Records that describe figures
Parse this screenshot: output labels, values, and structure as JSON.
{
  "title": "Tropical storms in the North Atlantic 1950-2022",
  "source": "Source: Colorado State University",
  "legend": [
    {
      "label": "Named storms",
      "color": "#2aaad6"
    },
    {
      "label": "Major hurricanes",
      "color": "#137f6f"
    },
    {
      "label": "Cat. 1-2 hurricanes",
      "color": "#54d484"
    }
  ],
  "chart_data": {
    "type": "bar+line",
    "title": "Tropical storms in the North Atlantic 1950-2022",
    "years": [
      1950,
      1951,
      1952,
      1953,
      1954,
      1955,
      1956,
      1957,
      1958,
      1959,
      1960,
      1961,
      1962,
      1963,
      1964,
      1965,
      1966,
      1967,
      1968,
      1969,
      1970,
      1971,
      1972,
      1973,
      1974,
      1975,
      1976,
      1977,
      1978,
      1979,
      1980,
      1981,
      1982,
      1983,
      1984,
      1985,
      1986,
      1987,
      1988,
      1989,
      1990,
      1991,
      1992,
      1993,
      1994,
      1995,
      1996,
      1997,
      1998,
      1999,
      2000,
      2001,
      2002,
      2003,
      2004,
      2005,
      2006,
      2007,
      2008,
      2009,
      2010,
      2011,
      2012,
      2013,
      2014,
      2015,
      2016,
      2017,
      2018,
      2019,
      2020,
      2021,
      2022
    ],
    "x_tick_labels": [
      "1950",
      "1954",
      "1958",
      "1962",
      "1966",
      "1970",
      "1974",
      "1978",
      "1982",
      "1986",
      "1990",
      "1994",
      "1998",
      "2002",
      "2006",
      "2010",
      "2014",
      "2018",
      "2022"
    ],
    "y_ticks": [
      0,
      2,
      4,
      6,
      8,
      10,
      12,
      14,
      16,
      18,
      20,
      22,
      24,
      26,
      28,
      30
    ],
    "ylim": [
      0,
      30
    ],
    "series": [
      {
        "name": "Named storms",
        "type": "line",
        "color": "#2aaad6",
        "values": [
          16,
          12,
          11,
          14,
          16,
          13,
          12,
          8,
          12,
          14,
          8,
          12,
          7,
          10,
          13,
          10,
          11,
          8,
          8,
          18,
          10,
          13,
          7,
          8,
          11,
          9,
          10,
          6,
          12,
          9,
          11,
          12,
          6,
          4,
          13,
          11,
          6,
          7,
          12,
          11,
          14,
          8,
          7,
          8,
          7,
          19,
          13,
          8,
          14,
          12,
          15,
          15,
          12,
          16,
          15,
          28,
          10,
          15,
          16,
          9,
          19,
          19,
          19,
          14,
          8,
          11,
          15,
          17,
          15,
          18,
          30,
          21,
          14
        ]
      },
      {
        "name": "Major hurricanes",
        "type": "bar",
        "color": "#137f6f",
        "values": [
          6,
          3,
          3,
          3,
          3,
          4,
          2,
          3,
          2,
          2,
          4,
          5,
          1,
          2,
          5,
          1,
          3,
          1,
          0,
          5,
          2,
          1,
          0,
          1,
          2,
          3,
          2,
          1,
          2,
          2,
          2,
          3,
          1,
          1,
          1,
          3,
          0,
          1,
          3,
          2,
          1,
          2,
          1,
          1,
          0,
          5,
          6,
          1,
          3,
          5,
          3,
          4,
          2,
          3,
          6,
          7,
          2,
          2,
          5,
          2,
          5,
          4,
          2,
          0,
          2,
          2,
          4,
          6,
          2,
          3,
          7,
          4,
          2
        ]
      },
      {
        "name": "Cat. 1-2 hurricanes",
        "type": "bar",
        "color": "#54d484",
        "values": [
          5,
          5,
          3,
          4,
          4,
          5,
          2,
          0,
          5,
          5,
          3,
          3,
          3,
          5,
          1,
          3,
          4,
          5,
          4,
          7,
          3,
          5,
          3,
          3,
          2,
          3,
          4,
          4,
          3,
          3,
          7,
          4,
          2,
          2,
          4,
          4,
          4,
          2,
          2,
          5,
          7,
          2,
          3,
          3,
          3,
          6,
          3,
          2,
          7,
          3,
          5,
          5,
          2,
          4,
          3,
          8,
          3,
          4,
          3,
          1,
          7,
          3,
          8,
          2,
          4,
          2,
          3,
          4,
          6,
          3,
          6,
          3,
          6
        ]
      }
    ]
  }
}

*AIM*: Using the listing above, say how many of its lines contain the string "Tropical", giving nothing but the figure.

*OUTPUT BELOW*: 2